*Task instructions:*
Every line with the string "odontólogos" should be gathered.

*Information given:*
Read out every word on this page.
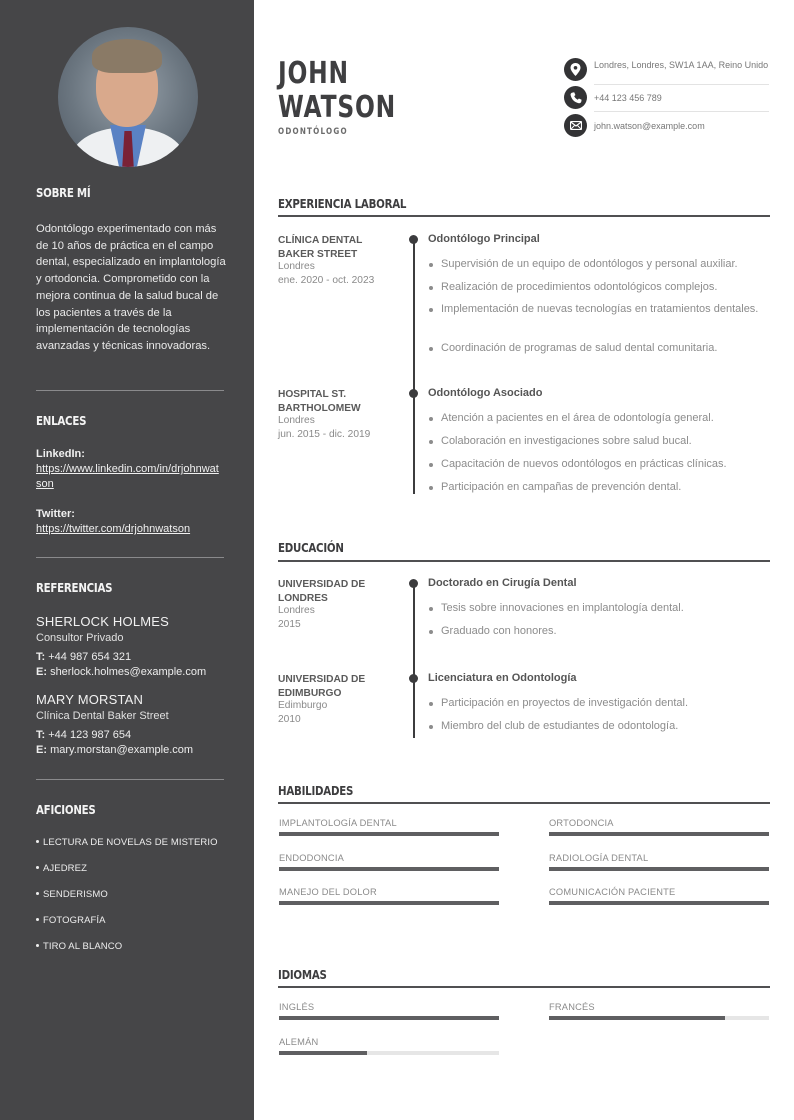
SOBRE MÍ

Odontólogo experimentado con más de 10 años de práctica en el campo dental, especializado en implantología y ortodoncia. Comprometido con la mejora continua de la salud bucal de los pacientes a través de la implementación de tecnologías avanzadas y técnicas innovadoras.

ENLACES
LinkedIn:
https://www.linkedin.com/in/drjohnwatson
Twitter:
https://twitter.com/drjohnwatson
REFERENCIAS
SHERLOCK HOLMES
Consultor Privado
T: +44 987 654 321
E: sherlock.holmes@example.com
MARY MORSTAN
Clínica Dental Baker Street
T: +44 123 987 654
E: mary.morstan@example.com
AFICIONES
LECTURA DE NOVELAS DE MISTERIO
AJEDREZ
SENDERISMO
FOTOGRAFÍA
TIRO AL BLANCO
JOHN
WATSON
ODONTÓLOGO
Londres, Londres, SW1A 1AA, Reino Unido
+44 123 456 789
john.watson@example.com
EXPERIENCIA LABORAL
CLÍNICA DENTAL BAKER STREET
Londres
ene. 2020 - oct. 2023
Odontólogo Principal
Supervisión de un equipo de odontólogos y personal auxiliar.
Realización de procedimientos odontológicos complejos.
Implementación de nuevas tecnologías en tratamientos dentales.
Coordinación de programas de salud dental comunitaria.
HOSPITAL ST. BARTHOLOMEW
Londres
jun. 2015 - dic. 2019
Odontólogo Asociado
Atención a pacientes en el área de odontología general.
Colaboración en investigaciones sobre salud bucal.
Capacitación de nuevos odontólogos en prácticas clínicas.
Participación en campañas de prevención dental.
EDUCACIÓN
UNIVERSIDAD DE LONDRES
Londres
2015
Doctorado en Cirugía Dental
Tesis sobre innovaciones en implantología dental.
Graduado con honores.
UNIVERSIDAD DE EDIMBURGO
Edimburgo
2010
Licenciatura en Odontología
Participación en proyectos de investigación dental.
Miembro del club de estudiantes de odontología.
HABILIDADES
IMPLANTOLOGÍA DENTAL	ORTODONCIA
ENDODONCIA	RADIOLOGÍA DENTAL
MANEJO DEL DOLOR	COMUNICACIÓN PACIENTE
IDIOMAS
INGLÉS	FRANCÉS
ALEMÁN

*Task answer:*
Supervisión de un equipo de odontólogos y personal auxiliar.
Capacitación de nuevos odontólogos en prácticas clínicas.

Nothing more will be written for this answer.